INPUT FOR THIS TASK =
========
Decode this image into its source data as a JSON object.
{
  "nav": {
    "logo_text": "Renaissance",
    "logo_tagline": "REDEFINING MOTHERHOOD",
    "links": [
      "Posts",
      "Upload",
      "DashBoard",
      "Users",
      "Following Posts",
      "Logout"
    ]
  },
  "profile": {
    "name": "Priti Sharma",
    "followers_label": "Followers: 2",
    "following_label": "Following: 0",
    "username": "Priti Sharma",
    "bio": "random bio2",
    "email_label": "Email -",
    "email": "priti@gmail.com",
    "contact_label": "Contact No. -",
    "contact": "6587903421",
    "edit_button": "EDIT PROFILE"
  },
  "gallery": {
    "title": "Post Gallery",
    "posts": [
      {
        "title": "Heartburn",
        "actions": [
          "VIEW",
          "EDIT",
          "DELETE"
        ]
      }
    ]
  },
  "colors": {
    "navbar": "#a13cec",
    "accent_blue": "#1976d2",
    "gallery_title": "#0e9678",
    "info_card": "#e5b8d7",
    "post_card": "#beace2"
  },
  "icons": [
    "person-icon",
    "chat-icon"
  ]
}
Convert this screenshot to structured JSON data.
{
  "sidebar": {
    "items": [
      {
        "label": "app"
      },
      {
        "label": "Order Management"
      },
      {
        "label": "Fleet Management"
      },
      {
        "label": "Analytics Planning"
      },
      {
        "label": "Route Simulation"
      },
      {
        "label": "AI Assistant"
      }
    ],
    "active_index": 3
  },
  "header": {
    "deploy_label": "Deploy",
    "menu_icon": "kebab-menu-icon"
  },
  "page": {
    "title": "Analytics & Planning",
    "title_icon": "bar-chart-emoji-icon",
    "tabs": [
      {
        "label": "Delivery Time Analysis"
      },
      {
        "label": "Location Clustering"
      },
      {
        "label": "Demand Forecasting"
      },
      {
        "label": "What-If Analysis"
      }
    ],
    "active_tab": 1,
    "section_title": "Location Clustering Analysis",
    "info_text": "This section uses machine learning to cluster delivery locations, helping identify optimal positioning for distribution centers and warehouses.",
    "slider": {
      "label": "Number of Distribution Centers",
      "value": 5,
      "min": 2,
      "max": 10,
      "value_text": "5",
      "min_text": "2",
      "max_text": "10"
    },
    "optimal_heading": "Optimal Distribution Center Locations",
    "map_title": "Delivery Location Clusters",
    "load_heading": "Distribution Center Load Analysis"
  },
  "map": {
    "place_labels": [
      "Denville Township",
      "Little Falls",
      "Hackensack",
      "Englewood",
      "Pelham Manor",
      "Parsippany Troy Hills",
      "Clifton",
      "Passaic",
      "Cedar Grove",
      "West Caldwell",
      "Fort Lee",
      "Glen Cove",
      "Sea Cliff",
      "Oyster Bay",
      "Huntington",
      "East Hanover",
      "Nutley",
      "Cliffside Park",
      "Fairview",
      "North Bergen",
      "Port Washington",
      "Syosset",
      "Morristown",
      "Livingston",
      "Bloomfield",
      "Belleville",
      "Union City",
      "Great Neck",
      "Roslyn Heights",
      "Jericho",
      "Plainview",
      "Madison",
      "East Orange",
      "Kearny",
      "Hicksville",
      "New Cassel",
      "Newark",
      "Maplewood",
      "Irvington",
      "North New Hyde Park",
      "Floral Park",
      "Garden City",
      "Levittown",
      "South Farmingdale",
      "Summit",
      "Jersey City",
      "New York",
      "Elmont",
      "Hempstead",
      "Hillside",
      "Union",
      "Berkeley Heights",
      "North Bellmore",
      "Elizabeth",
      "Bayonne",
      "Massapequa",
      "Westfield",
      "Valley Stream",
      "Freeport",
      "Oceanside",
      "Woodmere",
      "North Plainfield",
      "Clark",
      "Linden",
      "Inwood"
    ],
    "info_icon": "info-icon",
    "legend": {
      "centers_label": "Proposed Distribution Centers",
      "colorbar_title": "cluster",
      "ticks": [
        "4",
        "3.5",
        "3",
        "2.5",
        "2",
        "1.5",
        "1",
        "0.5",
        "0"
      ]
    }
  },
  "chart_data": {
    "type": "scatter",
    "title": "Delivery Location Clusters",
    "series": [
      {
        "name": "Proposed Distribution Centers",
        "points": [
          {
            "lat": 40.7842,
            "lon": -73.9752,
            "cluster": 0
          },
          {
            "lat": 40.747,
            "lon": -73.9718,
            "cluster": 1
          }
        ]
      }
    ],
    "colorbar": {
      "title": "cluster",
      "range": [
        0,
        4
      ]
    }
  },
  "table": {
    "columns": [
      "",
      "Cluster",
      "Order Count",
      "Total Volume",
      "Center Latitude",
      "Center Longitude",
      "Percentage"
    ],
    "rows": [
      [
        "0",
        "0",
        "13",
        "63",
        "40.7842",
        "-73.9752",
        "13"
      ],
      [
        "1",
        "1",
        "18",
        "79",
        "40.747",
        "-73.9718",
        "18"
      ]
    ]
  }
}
========
Reproduce the data in its entirety, matching each character.

Decode this image into its source data as a JSON object.
{
  "nav": {
    "logo_text": "Renaissance",
    "logo_tagline": "REDEFINING MOTHERHOOD",
    "links": [
      "Posts",
      "Upload",
      "DashBoard",
      "Users",
      "Following Posts",
      "Logout"
    ]
  },
  "profile": {
    "name": "Priti Sharma",
    "followers_label": "Followers: 2",
    "following_label": "Following: 0",
    "username": "Priti Sharma",
    "bio": "random bio2",
    "email_label": "Email -",
    "email": "priti@gmail.com",
    "contact_label": "Contact No. -",
    "contact": "6587903421",
    "edit_button": "EDIT PROFILE"
  },
  "gallery": {
    "title": "Post Gallery",
    "posts": [
      {
        "title": "Heartburn",
        "actions": [
          "VIEW",
          "EDIT",
          "DELETE"
        ]
      }
    ]
  },
  "colors": {
    "navbar": "#a13cec",
    "accent_blue": "#1976d2",
    "gallery_title": "#0e9678",
    "info_card": "#e5b8d7",
    "post_card": "#beace2"
  },
  "icons": [
    "person-icon",
    "chat-icon"
  ]
}
Convert this screenshot to structured JSON data.
{
  "sidebar": {
    "items": [
      {
        "label": "app"
      },
      {
        "label": "Order Management"
      },
      {
        "label": "Fleet Management"
      },
      {
        "label": "Analytics Planning"
      },
      {
        "label": "Route Simulation"
      },
      {
        "label": "AI Assistant"
      }
    ],
    "active_index": 3
  },
  "header": {
    "deploy_label": "Deploy",
    "menu_icon": "kebab-menu-icon"
  },
  "page": {
    "title": "Analytics & Planning",
    "title_icon": "bar-chart-emoji-icon",
    "tabs": [
      {
        "label": "Delivery Time Analysis"
      },
      {
        "label": "Location Clustering"
      },
      {
        "label": "Demand Forecasting"
      },
      {
        "label": "What-If Analysis"
      }
    ],
    "active_tab": 1,
    "section_title": "Location Clustering Analysis",
    "info_text": "This section uses machine learning to cluster delivery locations, helping identify optimal positioning for distribution centers and warehouses.",
    "slider": {
      "label": "Number of Distribution Centers",
      "value": 5,
      "min": 2,
      "max": 10,
      "value_text": "5",
      "min_text": "2",
      "max_text": "10"
    },
    "optimal_heading": "Optimal Distribution Center Locations",
    "map_title": "Delivery Location Clusters",
    "load_heading": "Distribution Center Load Analysis"
  },
  "map": {
    "place_labels": [
      "Denville Township",
      "Little Falls",
      "Hackensack",
      "Englewood",
      "Pelham Manor",
      "Parsippany Troy Hills",
      "Clifton",
      "Passaic",
      "Cedar Grove",
      "West Caldwell",
      "Fort Lee",
      "Glen Cove",
      "Sea Cliff",
      "Oyster Bay",
      "Huntington",
      "East Hanover",
      "Nutley",
      "Cliffside Park",
      "Fairview",
      "North Bergen",
      "Port Washington",
      "Syosset",
      "Morristown",
      "Livingston",
      "Bloomfield",
      "Belleville",
      "Union City",
      "Great Neck",
      "Roslyn Heights",
      "Jericho",
      "Plainview",
      "Madison",
      "East Orange",
      "Kearny",
      "Hicksville",
      "New Cassel",
      "Newark",
      "Maplewood",
      "Irvington",
      "North New Hyde Park",
      "Floral Park",
      "Garden City",
      "Levittown",
      "South Farmingdale",
      "Summit",
      "Jersey City",
      "New York",
      "Elmont",
      "Hempstead",
      "Hillside",
      "Union",
      "Berkeley Heights",
      "North Bellmore",
      "Elizabeth",
      "Bayonne",
      "Massapequa",
      "Westfield",
      "Valley Stream",
      "Freeport",
      "Oceanside",
      "Woodmere",
      "North Plainfield",
      "Clark",
      "Linden",
      "Inwood"
    ],
    "info_icon": "info-icon",
    "legend": {
      "centers_label": "Proposed Distribution Centers",
      "colorbar_title": "cluster",
      "ticks": [
        "4",
        "3.5",
        "3",
        "2.5",
        "2",
        "1.5",
        "1",
        "0.5",
        "0"
      ]
    }
  },
  "chart_data": {
    "type": "scatter",
    "title": "Delivery Location Clusters",
    "series": [
      {
        "name": "Proposed Distribution Centers",
        "points": [
          {
            "lat": 40.7842,
            "lon": -73.9752,
            "cluster": 0
          },
          {
            "lat": 40.747,
            "lon": -73.9718,
            "cluster": 1
          }
        ]
      }
    ],
    "colorbar": {
      "title": "cluster",
      "range": [
        0,
        4
      ]
    }
  },
  "table": {
    "columns": [
      "",
      "Cluster",
      "Order Count",
      "Total Volume",
      "Center Latitude",
      "Center Longitude",
      "Percentage"
    ],
    "rows": [
      [
        "0",
        "0",
        "13",
        "63",
        "40.7842",
        "-73.9752",
        "13"
      ],
      [
        "1",
        "1",
        "18",
        "79",
        "40.747",
        "-73.9718",
        "18"
      ]
    ]
  }
}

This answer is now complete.